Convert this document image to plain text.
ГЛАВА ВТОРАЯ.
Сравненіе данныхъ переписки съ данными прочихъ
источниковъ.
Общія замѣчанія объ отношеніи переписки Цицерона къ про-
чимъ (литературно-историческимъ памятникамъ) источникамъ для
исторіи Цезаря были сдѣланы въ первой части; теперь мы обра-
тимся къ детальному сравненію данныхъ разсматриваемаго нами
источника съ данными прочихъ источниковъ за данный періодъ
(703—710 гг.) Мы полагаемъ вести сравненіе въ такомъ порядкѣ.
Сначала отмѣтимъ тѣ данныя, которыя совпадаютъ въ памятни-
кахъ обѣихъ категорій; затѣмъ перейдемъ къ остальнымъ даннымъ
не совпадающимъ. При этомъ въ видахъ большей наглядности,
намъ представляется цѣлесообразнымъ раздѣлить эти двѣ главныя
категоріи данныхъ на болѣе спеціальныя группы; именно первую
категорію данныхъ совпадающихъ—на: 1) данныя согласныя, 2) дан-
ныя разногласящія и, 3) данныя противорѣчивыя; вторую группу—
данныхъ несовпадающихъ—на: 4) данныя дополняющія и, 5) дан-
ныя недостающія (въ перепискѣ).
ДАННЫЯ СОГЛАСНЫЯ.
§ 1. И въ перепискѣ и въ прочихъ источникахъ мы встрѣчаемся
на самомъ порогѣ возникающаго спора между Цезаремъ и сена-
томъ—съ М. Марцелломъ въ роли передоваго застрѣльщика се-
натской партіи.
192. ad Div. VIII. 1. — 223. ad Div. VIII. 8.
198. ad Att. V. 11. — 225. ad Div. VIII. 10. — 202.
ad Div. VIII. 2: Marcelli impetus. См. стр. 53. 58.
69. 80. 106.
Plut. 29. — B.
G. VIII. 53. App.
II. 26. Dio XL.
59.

▸ STATED GOAL: Say how many lines of the material contain the word "данныхъ", with no other text.

▸ OUTPUT FOR THIS TASK: 5